-- start Selected extract --

# Nine words women use...



## Rom (Aug 7, 2007)

*Nine words women use...* 

*1.) Fine : *This is the word women use to end an argument when they are 
                    right and you need to shut up. 

*2.) Five Minutes :* If she is getting dressed, this means a half an hour. 
Five minutes is only five minutes if you have just been given five more minutes to watch the game before helping around the house. 

*3.) Nothing :* This is the calm before the storm.
This means something, and you should be on your toes. Arguments that begin with nothing usually end in fine. 

*4.) Go Ahead :* This is a dare, not permission. Don't Do It! 

*5.)* *Loud Sigh :* This is actually a word, but is a non-verbal statement 
often misunderstood by men. A loud sigh means she thinks you are an idiot and wonders why she is wasting her time standing here and arguing with you about nothing. (Refer back to #3 for the meaning of nothing.) 

*6.) That's Okay : *This is one of the most dangerous statements a women 
can make to a man. That's okay means she wants to think long and hard 
before deciding how and when you will pay for your mistake. 

*7.) Thanks :* A woman is thanking you, do not question, or Faint. Just say 
you're welcome. 

*8.)* *Whatever :* Is a women's way of saying FXXXX YOU!

*9.) Don't worry about it, I got it: *Another dangerous statement, meaning 
this is something that a woman has told a man to do several times, but 
is now doing it herself. This will later result in a man asking 'What's wrong?' For the woman's response refer to # 3. 


Send this to the men you know, to warn them about arguments they can 
avoid if they remember the terminology.

-- end Selected extract --

## Given task
Can you print the stretch of the forum post from "## Rom (Aug" through "before the storm.", word for word? The records are separate material, apart from the forum post.

-- start Extracted data --

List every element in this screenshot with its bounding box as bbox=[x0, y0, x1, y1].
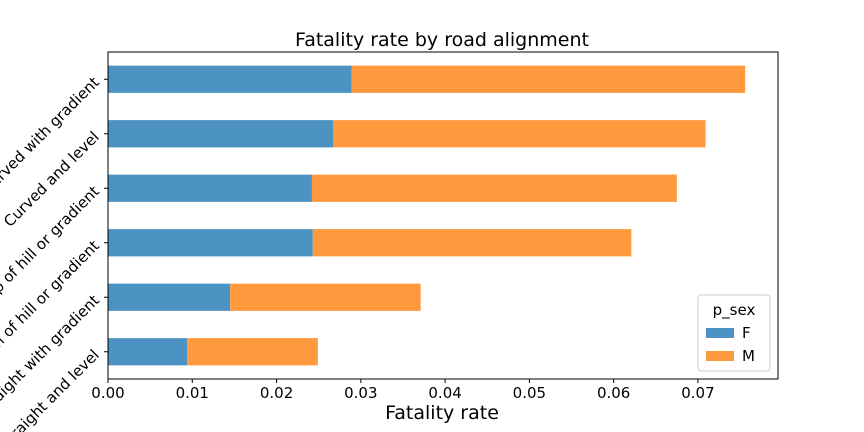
x-tick-label: 0.06 bbox=[597, 384, 630, 402]
x-tick-label: 0.07 bbox=[681, 384, 714, 402]
bar-m-curved-with-gradient bbox=[351, 65, 746, 93]
legend: p_sex FM bbox=[697, 294, 771, 372]
x-tick-label: 0.05 bbox=[513, 384, 546, 402]
bar-f-top-of-hill-or-gradient bbox=[108, 174, 312, 202]
x-tick-label: 0.00 bbox=[91, 384, 124, 402]
bar-f-bottom-of-hill-or-gradient bbox=[108, 229, 313, 257]
axes-group bbox=[107, 51, 779, 380]
x-tick-label: 0.03 bbox=[344, 384, 377, 402]
x-axis-title: Fatality rate bbox=[385, 402, 499, 424]
bar-f-curved-and-level bbox=[108, 120, 334, 148]
bar-f-straight-with-gradient bbox=[108, 283, 231, 311]
x-tick-label: 0.02 bbox=[260, 384, 293, 402]
bar-f-curved-with-gradient bbox=[108, 65, 352, 93]
x-ticks-group: 0.00 0.01 0.02 0.03 0.04 0.05 0.06 0.07 bbox=[91, 379, 715, 402]
bar-m-straight-with-gradient bbox=[230, 283, 421, 311]
bar-m-curved-and-level bbox=[333, 120, 706, 148]
legend-title: p_sex bbox=[713, 301, 756, 320]
bar-m-top-of-hill-or-gradient bbox=[311, 174, 677, 202]
bar-m-straight-and-level bbox=[187, 338, 318, 366]
y-tick-label-curved-and-level: Curved and level bbox=[0, 128, 103, 231]
bar-f-straight-and-level bbox=[108, 338, 188, 366]
bar-m-bottom-of-hill-or-gradient bbox=[312, 229, 632, 257]
legend-label-m: M bbox=[742, 347, 755, 365]
bars-group bbox=[108, 65, 746, 366]
x-tick-label: 0.04 bbox=[428, 384, 461, 402]
x-tick-label: 0.01 bbox=[176, 384, 209, 402]
legend-swatch-f bbox=[706, 328, 734, 338]
legend-label-f: F bbox=[742, 324, 751, 342]
chart-title: Fatality rate by road alignment bbox=[295, 29, 589, 51]
legend-swatch-m bbox=[706, 351, 734, 361]
plot-frame bbox=[107, 51, 779, 380]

-- end Extracted data --

## Exercise response
## Rom (Aug 7, 2007)

*Nine words women use...* 

*1.) Fine : *This is the word women use to end an argument when they are 
                    right and you need to shut up. 

*2.) Five Minutes :* If she is getting dressed, this means a half an hour. 
Five minutes is only five minutes if you have just been given five more minutes to watch the game before helping around the house. 

*3.) Nothing :* This is the calm before the storm.